**Dataset extract:**
= = =

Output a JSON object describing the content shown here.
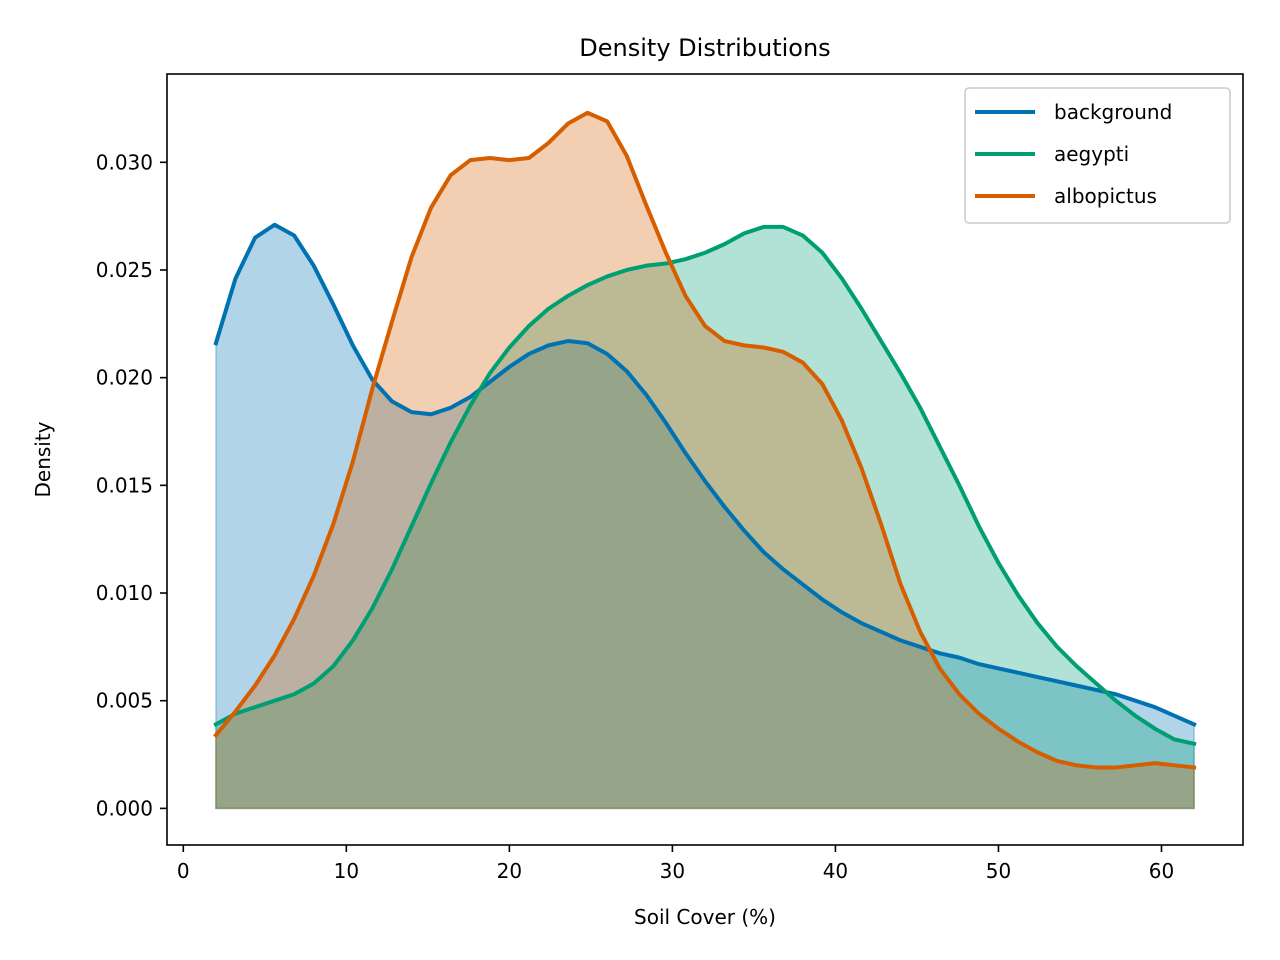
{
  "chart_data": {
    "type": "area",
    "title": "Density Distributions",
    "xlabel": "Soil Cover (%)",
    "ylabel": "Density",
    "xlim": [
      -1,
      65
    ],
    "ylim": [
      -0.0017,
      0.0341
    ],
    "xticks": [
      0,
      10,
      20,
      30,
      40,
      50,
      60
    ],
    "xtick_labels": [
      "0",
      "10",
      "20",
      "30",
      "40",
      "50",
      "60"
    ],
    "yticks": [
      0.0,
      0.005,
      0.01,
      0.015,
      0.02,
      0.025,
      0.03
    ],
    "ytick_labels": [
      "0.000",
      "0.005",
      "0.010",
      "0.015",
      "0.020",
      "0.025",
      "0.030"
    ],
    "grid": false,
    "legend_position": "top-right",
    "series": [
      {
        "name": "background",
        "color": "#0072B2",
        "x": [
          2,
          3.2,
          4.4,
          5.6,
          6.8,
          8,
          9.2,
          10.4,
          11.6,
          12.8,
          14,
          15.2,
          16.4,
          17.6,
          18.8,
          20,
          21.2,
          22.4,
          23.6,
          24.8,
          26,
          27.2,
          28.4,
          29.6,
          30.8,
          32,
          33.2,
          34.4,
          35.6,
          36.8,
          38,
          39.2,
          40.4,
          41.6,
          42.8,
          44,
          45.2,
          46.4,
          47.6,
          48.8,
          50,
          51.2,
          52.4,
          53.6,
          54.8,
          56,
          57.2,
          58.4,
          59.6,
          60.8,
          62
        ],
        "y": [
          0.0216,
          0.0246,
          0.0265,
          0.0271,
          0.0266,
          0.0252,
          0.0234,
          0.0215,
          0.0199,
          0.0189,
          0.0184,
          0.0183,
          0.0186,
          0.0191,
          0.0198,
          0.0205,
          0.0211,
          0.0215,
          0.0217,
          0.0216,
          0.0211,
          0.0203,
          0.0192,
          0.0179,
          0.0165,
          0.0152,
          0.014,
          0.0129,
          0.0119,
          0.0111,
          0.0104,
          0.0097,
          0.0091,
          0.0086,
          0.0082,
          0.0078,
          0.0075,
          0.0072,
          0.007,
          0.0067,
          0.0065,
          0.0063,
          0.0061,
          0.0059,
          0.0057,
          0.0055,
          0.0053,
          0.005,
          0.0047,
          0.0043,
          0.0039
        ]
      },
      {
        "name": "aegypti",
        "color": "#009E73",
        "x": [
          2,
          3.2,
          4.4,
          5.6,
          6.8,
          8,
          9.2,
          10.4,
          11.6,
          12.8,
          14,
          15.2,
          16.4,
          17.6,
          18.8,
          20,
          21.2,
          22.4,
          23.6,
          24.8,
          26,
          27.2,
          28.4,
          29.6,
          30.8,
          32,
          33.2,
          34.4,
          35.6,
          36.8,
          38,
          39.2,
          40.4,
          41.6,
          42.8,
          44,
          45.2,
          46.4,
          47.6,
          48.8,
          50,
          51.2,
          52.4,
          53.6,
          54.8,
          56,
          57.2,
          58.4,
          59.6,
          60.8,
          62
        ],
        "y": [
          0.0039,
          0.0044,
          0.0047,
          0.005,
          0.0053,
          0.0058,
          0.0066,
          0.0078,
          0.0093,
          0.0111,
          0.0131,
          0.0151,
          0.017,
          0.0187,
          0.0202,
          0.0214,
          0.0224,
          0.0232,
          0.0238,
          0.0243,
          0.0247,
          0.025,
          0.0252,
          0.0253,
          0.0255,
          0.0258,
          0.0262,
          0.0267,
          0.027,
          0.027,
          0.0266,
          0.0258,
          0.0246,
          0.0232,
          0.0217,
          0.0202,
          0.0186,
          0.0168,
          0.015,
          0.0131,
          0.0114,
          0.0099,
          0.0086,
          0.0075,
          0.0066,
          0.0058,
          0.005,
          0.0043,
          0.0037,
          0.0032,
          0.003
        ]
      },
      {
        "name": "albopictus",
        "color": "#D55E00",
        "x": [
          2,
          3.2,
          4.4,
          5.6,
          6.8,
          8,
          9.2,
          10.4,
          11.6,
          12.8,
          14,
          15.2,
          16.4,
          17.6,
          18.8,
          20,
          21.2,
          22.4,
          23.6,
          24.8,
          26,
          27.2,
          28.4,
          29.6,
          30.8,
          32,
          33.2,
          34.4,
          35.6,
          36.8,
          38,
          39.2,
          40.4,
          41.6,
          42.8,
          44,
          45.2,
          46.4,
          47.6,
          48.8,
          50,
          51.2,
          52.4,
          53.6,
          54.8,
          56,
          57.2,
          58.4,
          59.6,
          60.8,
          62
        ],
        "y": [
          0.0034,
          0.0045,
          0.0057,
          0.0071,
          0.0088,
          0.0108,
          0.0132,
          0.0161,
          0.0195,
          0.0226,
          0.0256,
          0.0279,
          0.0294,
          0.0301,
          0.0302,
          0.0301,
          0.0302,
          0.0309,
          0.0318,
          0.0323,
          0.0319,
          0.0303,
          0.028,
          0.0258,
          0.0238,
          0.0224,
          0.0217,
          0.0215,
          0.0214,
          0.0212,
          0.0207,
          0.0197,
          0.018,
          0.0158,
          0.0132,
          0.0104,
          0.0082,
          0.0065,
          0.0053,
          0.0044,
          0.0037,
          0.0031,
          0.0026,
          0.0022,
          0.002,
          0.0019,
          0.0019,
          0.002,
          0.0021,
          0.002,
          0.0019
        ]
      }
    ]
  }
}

= = =

**Short exercise:** Report each line in the preceding entries that holds the string "color".

**Written answer:**
        "color": "#0072B2",
        "color": "#009E73",
        "color": "#D55E00",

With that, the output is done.